**** Information supplied
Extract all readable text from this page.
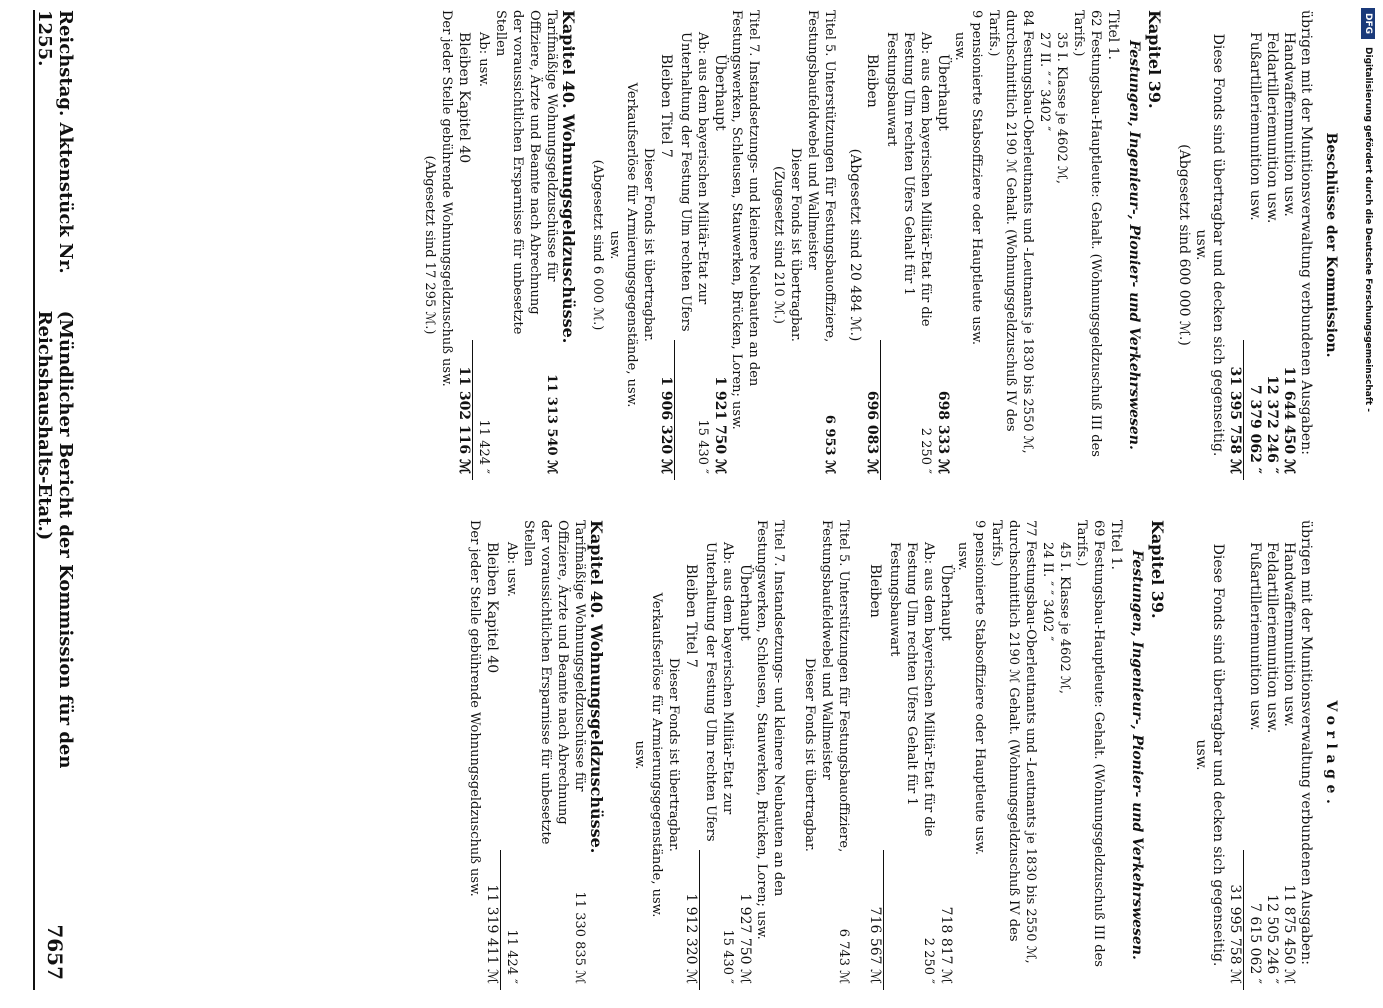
DFG
Digitalisierung gefördert durch die Deutsche Forschungsgemeinschaft -
Beschlüsse der Kommission.
übrigen mit der Munitionsverwaltung verbundenen Ausgaben:
Handwaffenmunition usw.
11 644 450 ℳ
Feldartilleriemunition usw.
12 372 246 ″
Fußartilleriemunition usw.
7 379 062 ″
31 395 758 ℳ
Diese Fonds sind übertragbar und decken sich gegenseitig.
usw.
(Abgesetzt sind 600 000 ℳ.)
Kapitel 39.
Festungen, Ingenieur-, Pionier- und Verkehrswesen.
Titel 1.
62 Festungsbau-Hauptleute: Gehalt. (Wohnungsgeldzuschuß III des Tarifs.)
35 I. Klasse je 4602 ℳ,
27 II. ″ ″ 3402 ″
84 Festungsbau-Oberleutnants und -Leutnants je 1830 bis 2550 ℳ, durchschnittlich 2190 ℳ Gehalt. (Wohnungsgeldzuschuß IV des Tarifs.)
9 pensionierte Stabsoffiziere oder Hauptleute usw.
usw.
Überhaupt
698 333 ℳ
Ab: aus dem bayerischen Militär-Etat für die Festung Ulm rechten Ufers Gehalt für 1 Festungsbauwart
2 250 ″
Bleiben
696 083 ℳ
(Abgesetzt sind 20 484 ℳ.)
Titel 5. Unterstützungen für Festungsbauoffiziere, Festungsbaufeldwebel und Wallmeister
6 953 ℳ
Dieser Fonds ist übertragbar.
(Zugesetzt sind 210 ℳ.)
Titel 7. Instandsetzungs- und kleinere Neubauten an den Festungswerken, Schleusen, Stauwerken, Brücken, Loren; usw.
Überhaupt
1 921 750 ℳ
Ab: aus dem bayerischen Militär-Etat zur Unterhaltung der Festung Ulm rechten Ufers
15 430 ″
Bleiben Titel 7
1 906 320 ℳ
Dieser Fonds ist übertragbar.
Verkaufserlöse für Armierungsgegenstände, usw.
usw.
(Abgesetzt sind 6 000 ℳ.)
Kapitel 40. Wohnungsgeldzuschüsse.
Tarifmäßige Wohnungsgeldzuschüsse für Offiziere, Ärzte und Beamte nach Abrechnung der voraussichtlichen Ersparnisse für unbesetzte Stellen
11 313 540 ℳ
Ab: usw.
11 424 ″
Bleiben Kapitel 40
11 302 116 ℳ
Der jeder Stelle gebührende Wohnungsgeldzuschuß usw.
(Abgesetzt sind 17 295 ℳ.)
Vorlage.
übrigen mit der Munitionsverwaltung verbundenen Ausgaben:
Handwaffenmunition usw.
11 875 450 ℳ
Feldartilleriemunition usw.
12 505 246 ″
Fußartilleriemunition usw.
7 615 062 ″
31 995 758 ℳ
Diese Fonds sind übertragbar und decken sich gegenseitig.
usw.
Kapitel 39.
Festungen, Ingenieur-, Pionier- und Verkehrswesen.
Titel 1.
69 Festungsbau-Hauptleute: Gehalt. (Wohnungsgeldzuschuß III des Tarifs.)
45 I. Klasse je 4602 ℳ,
24 II. ″ ″ 3402 ″
77 Festungsbau-Oberleutnants und -Leutnants je 1830 bis 2550 ℳ, durchschnittlich 2190 ℳ Gehalt. (Wohnungsgeldzuschuß IV des Tarifs.)
9 pensionierte Stabsoffiziere oder Hauptleute usw.
usw.
Überhaupt
718 817 ℳ
Ab: aus dem bayerischen Militär-Etat für die Festung Ulm rechten Ufers Gehalt für 1 Festungsbauwart
2 250 ″
Bleiben
716 567 ℳ
Titel 5. Unterstützungen für Festungsbauoffiziere, Festungsbaufeldwebel und Wallmeister
6 743 ℳ
Dieser Fonds ist übertragbar.
Titel 7. Instandsetzungs- und kleinere Neubauten an den Festungswerken, Schleusen, Stauwerken, Brücken, Loren; usw.
Überhaupt
1 927 750 ℳ
Ab: aus dem bayerischen Militär-Etat zur Unterhaltung der Festung Ulm rechten Ufers
15 430 ″
Bleiben Titel 7
1 912 320 ℳ
Dieser Fonds ist übertragbar.
Verkaufserlöse für Armierungsgegenstände, usw.
usw.
Kapitel 40. Wohnungsgeldzuschüsse.
Tarifmäßige Wohnungsgeldzuschüsse für Offiziere, Ärzte und Beamte nach Abrechnung der voraussichtlichen Ersparnisse für unbesetzte Stellen
11 330 835 ℳ
Ab: usw.
11 424 ″
Bleiben Kapitel 40
11 319 411 ℳ
Der jeder Stelle gebührende Wohnungsgeldzuschuß usw.
Reichstag. Aktenstück Nr. 1255.
(Mündlicher Bericht der Kommission für den Reichshaushalts-Etat.)
7657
********
Requirement:
Copy the material shown above in full and exactly. Skip the pictures.

Solution to the problem:
Extract all readable text from this page.
DFG
Digitalisierung gefördert durch die Deutsche Forschungsgemeinschaft -
Beschlüsse der Kommission.
übrigen mit der Munitionsverwaltung verbundenen Ausgaben:
Handwaffenmunition usw.
11 644 450 ℳ
Feldartilleriemunition usw.
12 372 246 ″
Fußartilleriemunition usw.
7 379 062 ″
31 395 758 ℳ
Diese Fonds sind übertragbar und decken sich gegenseitig.
usw.
(Abgesetzt sind 600 000 ℳ.)
Kapitel 39.
Festungen, Ingenieur-, Pionier- und Verkehrswesen.
Titel 1.
62 Festungsbau-Hauptleute: Gehalt. (Wohnungsgeldzuschuß III des Tarifs.)
35 I. Klasse je 4602 ℳ,
27 II. ″ ″ 3402 ″
84 Festungsbau-Oberleutnants und -Leutnants je 1830 bis 2550 ℳ, durchschnittlich 2190 ℳ Gehalt. (Wohnungsgeldzuschuß IV des Tarifs.)
9 pensionierte Stabsoffiziere oder Hauptleute usw.
usw.
Überhaupt
698 333 ℳ
Ab: aus dem bayerischen Militär-Etat für die Festung Ulm rechten Ufers Gehalt für 1 Festungsbauwart
2 250 ″
Bleiben
696 083 ℳ
(Abgesetzt sind 20 484 ℳ.)
Titel 5. Unterstützungen für Festungsbauoffiziere, Festungsbaufeldwebel und Wallmeister
6 953 ℳ
Dieser Fonds ist übertragbar.
(Zugesetzt sind 210 ℳ.)
Titel 7. Instandsetzungs- und kleinere Neubauten an den Festungswerken, Schleusen, Stauwerken, Brücken, Loren; usw.
Überhaupt
1 921 750 ℳ
Ab: aus dem bayerischen Militär-Etat zur Unterhaltung der Festung Ulm rechten Ufers
15 430 ″
Bleiben Titel 7
1 906 320 ℳ
Dieser Fonds ist übertragbar.
Verkaufserlöse für Armierungsgegenstände, usw.
usw.
(Abgesetzt sind 6 000 ℳ.)
Kapitel 40. Wohnungsgeldzuschüsse.
Tarifmäßige Wohnungsgeldzuschüsse für Offiziere, Ärzte und Beamte nach Abrechnung der voraussichtlichen Ersparnisse für unbesetzte Stellen
11 313 540 ℳ
Ab: usw.
11 424 ″
Bleiben Kapitel 40
11 302 116 ℳ
Der jeder Stelle gebührende Wohnungsgeldzuschuß usw.
(Abgesetzt sind 17 295 ℳ.)
Vorlage.
übrigen mit der Munitionsverwaltung verbundenen Ausgaben:
Handwaffenmunition usw.
11 875 450 ℳ
Feldartilleriemunition usw.
12 505 246 ″
Fußartilleriemunition usw.
7 615 062 ″
31 995 758 ℳ
Diese Fonds sind übertragbar und decken sich gegenseitig.
usw.
Kapitel 39.
Festungen, Ingenieur-, Pionier- und Verkehrswesen.
Titel 1.
69 Festungsbau-Hauptleute: Gehalt. (Wohnungsgeldzuschuß III des Tarifs.)
45 I. Klasse je 4602 ℳ,
24 II. ″ ″ 3402 ″
77 Festungsbau-Oberleutnants und -Leutnants je 1830 bis 2550 ℳ, durchschnittlich 2190 ℳ Gehalt. (Wohnungsgeldzuschuß IV des Tarifs.)
9 pensionierte Stabsoffiziere oder Hauptleute usw.
usw.
Überhaupt
718 817 ℳ
Ab: aus dem bayerischen Militär-Etat für die Festung Ulm rechten Ufers Gehalt für 1 Festungsbauwart
2 250 ″
Bleiben
716 567 ℳ
Titel 5. Unterstützungen für Festungsbauoffiziere, Festungsbaufeldwebel und Wallmeister
6 743 ℳ
Dieser Fonds ist übertragbar.
Titel 7. Instandsetzungs- und kleinere Neubauten an den Festungswerken, Schleusen, Stauwerken, Brücken, Loren; usw.
Überhaupt
1 927 750 ℳ
Ab: aus dem bayerischen Militär-Etat zur Unterhaltung der Festung Ulm rechten Ufers
15 430 ″
Bleiben Titel 7
1 912 320 ℳ
Dieser Fonds ist übertragbar.
Verkaufserlöse für Armierungsgegenstände, usw.
usw.
Kapitel 40. Wohnungsgeldzuschüsse.
Tarifmäßige Wohnungsgeldzuschüsse für Offiziere, Ärzte und Beamte nach Abrechnung der voraussichtlichen Ersparnisse für unbesetzte Stellen
11 330 835 ℳ
Ab: usw.
11 424 ″
Bleiben Kapitel 40
11 319 411 ℳ
Der jeder Stelle gebührende Wohnungsgeldzuschuß usw.
Reichstag. Aktenstück Nr. 1255.
(Mündlicher Bericht der Kommission für den Reichshaushalts-Etat.)
7657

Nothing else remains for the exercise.